Set down the full listing exactly, character for character.

Figure collection entries
* BEGIN *

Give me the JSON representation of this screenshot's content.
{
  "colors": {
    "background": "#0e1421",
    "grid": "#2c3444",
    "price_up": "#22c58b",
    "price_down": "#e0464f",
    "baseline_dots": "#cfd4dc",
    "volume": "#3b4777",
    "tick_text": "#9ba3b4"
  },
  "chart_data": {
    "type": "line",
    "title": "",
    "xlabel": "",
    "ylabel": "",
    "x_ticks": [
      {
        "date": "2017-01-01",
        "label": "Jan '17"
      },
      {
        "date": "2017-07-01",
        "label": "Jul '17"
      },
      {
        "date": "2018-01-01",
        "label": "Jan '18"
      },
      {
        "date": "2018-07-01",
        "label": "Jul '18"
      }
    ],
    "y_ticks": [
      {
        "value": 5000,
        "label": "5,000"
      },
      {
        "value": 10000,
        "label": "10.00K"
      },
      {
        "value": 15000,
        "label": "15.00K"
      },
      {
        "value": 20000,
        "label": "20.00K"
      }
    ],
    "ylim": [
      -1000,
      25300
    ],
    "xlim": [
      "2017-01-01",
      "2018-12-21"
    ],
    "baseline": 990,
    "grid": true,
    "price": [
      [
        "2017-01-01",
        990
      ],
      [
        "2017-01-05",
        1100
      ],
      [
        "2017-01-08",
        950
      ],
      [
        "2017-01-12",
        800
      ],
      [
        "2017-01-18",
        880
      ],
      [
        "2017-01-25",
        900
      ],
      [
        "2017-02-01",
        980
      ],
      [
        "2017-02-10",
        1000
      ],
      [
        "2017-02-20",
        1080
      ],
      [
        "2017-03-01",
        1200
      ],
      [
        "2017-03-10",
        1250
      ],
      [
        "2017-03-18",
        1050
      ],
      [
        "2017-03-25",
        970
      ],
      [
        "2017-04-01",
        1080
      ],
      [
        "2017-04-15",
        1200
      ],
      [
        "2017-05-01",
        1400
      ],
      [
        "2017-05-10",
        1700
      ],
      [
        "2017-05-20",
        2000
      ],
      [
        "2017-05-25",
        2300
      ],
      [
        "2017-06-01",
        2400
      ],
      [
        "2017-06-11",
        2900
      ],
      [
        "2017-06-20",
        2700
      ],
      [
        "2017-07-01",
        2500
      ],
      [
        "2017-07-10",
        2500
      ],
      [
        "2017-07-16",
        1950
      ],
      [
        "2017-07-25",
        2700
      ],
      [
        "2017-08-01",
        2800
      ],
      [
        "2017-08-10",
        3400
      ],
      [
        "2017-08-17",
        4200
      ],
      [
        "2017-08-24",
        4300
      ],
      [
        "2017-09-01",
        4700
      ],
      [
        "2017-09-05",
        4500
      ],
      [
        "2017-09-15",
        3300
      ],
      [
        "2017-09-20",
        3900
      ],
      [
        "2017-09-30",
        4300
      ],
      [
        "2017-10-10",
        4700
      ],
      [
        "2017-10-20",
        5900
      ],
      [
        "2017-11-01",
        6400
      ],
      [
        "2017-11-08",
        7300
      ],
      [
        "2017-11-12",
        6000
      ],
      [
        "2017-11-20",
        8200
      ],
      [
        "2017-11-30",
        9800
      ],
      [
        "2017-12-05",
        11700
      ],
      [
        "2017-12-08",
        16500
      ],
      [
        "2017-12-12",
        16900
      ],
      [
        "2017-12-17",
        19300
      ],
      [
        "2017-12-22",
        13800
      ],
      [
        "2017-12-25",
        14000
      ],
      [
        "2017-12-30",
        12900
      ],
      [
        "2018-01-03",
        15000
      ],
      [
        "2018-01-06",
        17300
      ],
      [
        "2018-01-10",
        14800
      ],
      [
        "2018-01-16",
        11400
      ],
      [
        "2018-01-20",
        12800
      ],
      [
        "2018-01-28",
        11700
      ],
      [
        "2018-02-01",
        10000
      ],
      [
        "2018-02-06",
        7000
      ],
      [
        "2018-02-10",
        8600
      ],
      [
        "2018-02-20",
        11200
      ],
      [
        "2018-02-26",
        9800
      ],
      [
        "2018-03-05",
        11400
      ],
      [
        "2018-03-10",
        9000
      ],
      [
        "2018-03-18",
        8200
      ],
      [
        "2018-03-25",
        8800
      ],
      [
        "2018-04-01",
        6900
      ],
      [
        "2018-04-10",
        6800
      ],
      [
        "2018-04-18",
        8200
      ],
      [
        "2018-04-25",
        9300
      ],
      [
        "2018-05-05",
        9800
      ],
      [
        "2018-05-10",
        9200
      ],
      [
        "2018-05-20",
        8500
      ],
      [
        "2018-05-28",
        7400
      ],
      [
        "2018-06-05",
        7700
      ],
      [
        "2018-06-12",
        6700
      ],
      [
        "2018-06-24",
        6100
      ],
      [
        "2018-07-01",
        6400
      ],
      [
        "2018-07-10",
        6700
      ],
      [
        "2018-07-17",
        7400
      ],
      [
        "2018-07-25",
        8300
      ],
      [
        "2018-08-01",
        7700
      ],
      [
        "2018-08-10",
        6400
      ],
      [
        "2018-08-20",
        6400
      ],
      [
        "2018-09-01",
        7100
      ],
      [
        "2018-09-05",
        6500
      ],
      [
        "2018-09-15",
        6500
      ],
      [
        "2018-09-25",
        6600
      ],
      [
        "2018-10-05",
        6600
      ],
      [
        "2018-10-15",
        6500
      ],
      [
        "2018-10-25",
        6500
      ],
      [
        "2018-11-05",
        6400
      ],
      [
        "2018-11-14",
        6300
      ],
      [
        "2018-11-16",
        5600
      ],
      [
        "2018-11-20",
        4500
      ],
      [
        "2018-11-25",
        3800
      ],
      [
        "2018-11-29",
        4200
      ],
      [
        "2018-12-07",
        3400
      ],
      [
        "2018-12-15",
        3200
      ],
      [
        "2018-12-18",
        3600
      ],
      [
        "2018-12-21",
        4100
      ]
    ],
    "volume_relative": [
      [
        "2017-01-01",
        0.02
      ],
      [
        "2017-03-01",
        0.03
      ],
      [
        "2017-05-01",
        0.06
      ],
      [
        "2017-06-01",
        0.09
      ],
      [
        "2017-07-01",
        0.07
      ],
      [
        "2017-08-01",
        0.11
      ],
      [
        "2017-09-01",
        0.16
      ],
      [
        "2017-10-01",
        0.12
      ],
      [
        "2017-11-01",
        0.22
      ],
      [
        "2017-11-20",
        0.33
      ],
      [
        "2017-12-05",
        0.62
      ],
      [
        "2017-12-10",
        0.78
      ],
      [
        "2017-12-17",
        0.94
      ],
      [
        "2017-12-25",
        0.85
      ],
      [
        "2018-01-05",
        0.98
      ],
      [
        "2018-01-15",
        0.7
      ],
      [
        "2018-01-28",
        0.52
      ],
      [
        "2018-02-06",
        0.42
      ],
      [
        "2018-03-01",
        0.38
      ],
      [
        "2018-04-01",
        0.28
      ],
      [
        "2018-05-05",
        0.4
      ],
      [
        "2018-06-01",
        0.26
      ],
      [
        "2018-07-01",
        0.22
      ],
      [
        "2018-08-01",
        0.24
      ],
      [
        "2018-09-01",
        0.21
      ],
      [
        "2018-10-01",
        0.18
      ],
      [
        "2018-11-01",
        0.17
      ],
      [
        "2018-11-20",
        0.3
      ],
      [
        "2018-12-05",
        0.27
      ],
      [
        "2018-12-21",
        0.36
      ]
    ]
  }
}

* END *

§ **Task output**:
Give me the JSON representation of this screenshot's content.
{
  "colors": {
    "background": "#0e1421",
    "grid": "#2c3444",
    "price_up": "#22c58b",
    "price_down": "#e0464f",
    "baseline_dots": "#cfd4dc",
    "volume": "#3b4777",
    "tick_text": "#9ba3b4"
  },
  "chart_data": {
    "type": "line",
    "title": "",
    "xlabel": "",
    "ylabel": "",
    "x_ticks": [
      {
        "date": "2017-01-01",
        "label": "Jan '17"
      },
      {
        "date": "2017-07-01",
        "label": "Jul '17"
      },
      {
        "date": "2018-01-01",
        "label": "Jan '18"
      },
      {
        "date": "2018-07-01",
        "label": "Jul '18"
      }
    ],
    "y_ticks": [
      {
        "value": 5000,
        "label": "5,000"
      },
      {
        "value": 10000,
        "label": "10.00K"
      },
      {
        "value": 15000,
        "label": "15.00K"
      },
      {
        "value": 20000,
        "label": "20.00K"
      }
    ],
    "ylim": [
      -1000,
      25300
    ],
    "xlim": [
      "2017-01-01",
      "2018-12-21"
    ],
    "baseline": 990,
    "grid": true,
    "price": [
      [
        "2017-01-01",
        990
      ],
      [
        "2017-01-05",
        1100
      ],
      [
        "2017-01-08",
        950
      ],
      [
        "2017-01-12",
        800
      ],
      [
        "2017-01-18",
        880
      ],
      [
        "2017-01-25",
        900
      ],
      [
        "2017-02-01",
        980
      ],
      [
        "2017-02-10",
        1000
      ],
      [
        "2017-02-20",
        1080
      ],
      [
        "2017-03-01",
        1200
      ],
      [
        "2017-03-10",
        1250
      ],
      [
        "2017-03-18",
        1050
      ],
      [
        "2017-03-25",
        970
      ],
      [
        "2017-04-01",
        1080
      ],
      [
        "2017-04-15",
        1200
      ],
      [
        "2017-05-01",
        1400
      ],
      [
        "2017-05-10",
        1700
      ],
      [
        "2017-05-20",
        2000
      ],
      [
        "2017-05-25",
        2300
      ],
      [
        "2017-06-01",
        2400
      ],
      [
        "2017-06-11",
        2900
      ],
      [
        "2017-06-20",
        2700
      ],
      [
        "2017-07-01",
        2500
      ],
      [
        "2017-07-10",
        2500
      ],
      [
        "2017-07-16",
        1950
      ],
      [
        "2017-07-25",
        2700
      ],
      [
        "2017-08-01",
        2800
      ],
      [
        "2017-08-10",
        3400
      ],
      [
        "2017-08-17",
        4200
      ],
      [
        "2017-08-24",
        4300
      ],
      [
        "2017-09-01",
        4700
      ],
      [
        "2017-09-05",
        4500
      ],
      [
        "2017-09-15",
        3300
      ],
      [
        "2017-09-20",
        3900
      ],
      [
        "2017-09-30",
        4300
      ],
      [
        "2017-10-10",
        4700
      ],
      [
        "2017-10-20",
        5900
      ],
      [
        "2017-11-01",
        6400
      ],
      [
        "2017-11-08",
        7300
      ],
      [
        "2017-11-12",
        6000
      ],
      [
        "2017-11-20",
        8200
      ],
      [
        "2017-11-30",
        9800
      ],
      [
        "2017-12-05",
        11700
      ],
      [
        "2017-12-08",
        16500
      ],
      [
        "2017-12-12",
        16900
      ],
      [
        "2017-12-17",
        19300
      ],
      [
        "2017-12-22",
        13800
      ],
      [
        "2017-12-25",
        14000
      ],
      [
        "2017-12-30",
        12900
      ],
      [
        "2018-01-03",
        15000
      ],
      [
        "2018-01-06",
        17300
      ],
      [
        "2018-01-10",
        14800
      ],
      [
        "2018-01-16",
        11400
      ],
      [
        "2018-01-20",
        12800
      ],
      [
        "2018-01-28",
        11700
      ],
      [
        "2018-02-01",
        10000
      ],
      [
        "2018-02-06",
        7000
      ],
      [
        "2018-02-10",
        8600
      ],
      [
        "2018-02-20",
        11200
      ],
      [
        "2018-02-26",
        9800
      ],
      [
        "2018-03-05",
        11400
      ],
      [
        "2018-03-10",
        9000
      ],
      [
        "2018-03-18",
        8200
      ],
      [
        "2018-03-25",
        8800
      ],
      [
        "2018-04-01",
        6900
      ],
      [
        "2018-04-10",
        6800
      ],
      [
        "2018-04-18",
        8200
      ],
      [
        "2018-04-25",
        9300
      ],
      [
        "2018-05-05",
        9800
      ],
      [
        "2018-05-10",
        9200
      ],
      [
        "2018-05-20",
        8500
      ],
      [
        "2018-05-28",
        7400
      ],
      [
        "2018-06-05",
        7700
      ],
      [
        "2018-06-12",
        6700
      ],
      [
        "2018-06-24",
        6100
      ],
      [
        "2018-07-01",
        6400
      ],
      [
        "2018-07-10",
        6700
      ],
      [
        "2018-07-17",
        7400
      ],
      [
        "2018-07-25",
        8300
      ],
      [
        "2018-08-01",
        7700
      ],
      [
        "2018-08-10",
        6400
      ],
      [
        "2018-08-20",
        6400
      ],
      [
        "2018-09-01",
        7100
      ],
      [
        "2018-09-05",
        6500
      ],
      [
        "2018-09-15",
        6500
      ],
      [
        "2018-09-25",
        6600
      ],
      [
        "2018-10-05",
        6600
      ],
      [
        "2018-10-15",
        6500
      ],
      [
        "2018-10-25",
        6500
      ],
      [
        "2018-11-05",
        6400
      ],
      [
        "2018-11-14",
        6300
      ],
      [
        "2018-11-16",
        5600
      ],
      [
        "2018-11-20",
        4500
      ],
      [
        "2018-11-25",
        3800
      ],
      [
        "2018-11-29",
        4200
      ],
      [
        "2018-12-07",
        3400
      ],
      [
        "2018-12-15",
        3200
      ],
      [
        "2018-12-18",
        3600
      ],
      [
        "2018-12-21",
        4100
      ]
    ],
    "volume_relative": [
      [
        "2017-01-01",
        0.02
      ],
      [
        "2017-03-01",
        0.03
      ],
      [
        "2017-05-01",
        0.06
      ],
      [
        "2017-06-01",
        0.09
      ],
      [
        "2017-07-01",
        0.07
      ],
      [
        "2017-08-01",
        0.11
      ],
      [
        "2017-09-01",
        0.16
      ],
      [
        "2017-10-01",
        0.12
      ],
      [
        "2017-11-01",
        0.22
      ],
      [
        "2017-11-20",
        0.33
      ],
      [
        "2017-12-05",
        0.62
      ],
      [
        "2017-12-10",
        0.78
      ],
      [
        "2017-12-17",
        0.94
      ],
      [
        "2017-12-25",
        0.85
      ],
      [
        "2018-01-05",
        0.98
      ],
      [
        "2018-01-15",
        0.7
      ],
      [
        "2018-01-28",
        0.52
      ],
      [
        "2018-02-06",
        0.42
      ],
      [
        "2018-03-01",
        0.38
      ],
      [
        "2018-04-01",
        0.28
      ],
      [
        "2018-05-05",
        0.4
      ],
      [
        "2018-06-01",
        0.26
      ],
      [
        "2018-07-01",
        0.22
      ],
      [
        "2018-08-01",
        0.24
      ],
      [
        "2018-09-01",
        0.21
      ],
      [
        "2018-10-01",
        0.18
      ],
      [
        "2018-11-01",
        0.17
      ],
      [
        "2018-11-20",
        0.3
      ],
      [
        "2018-12-05",
        0.27
      ],
      [
        "2018-12-21",
        0.36
      ]
    ]
  }
}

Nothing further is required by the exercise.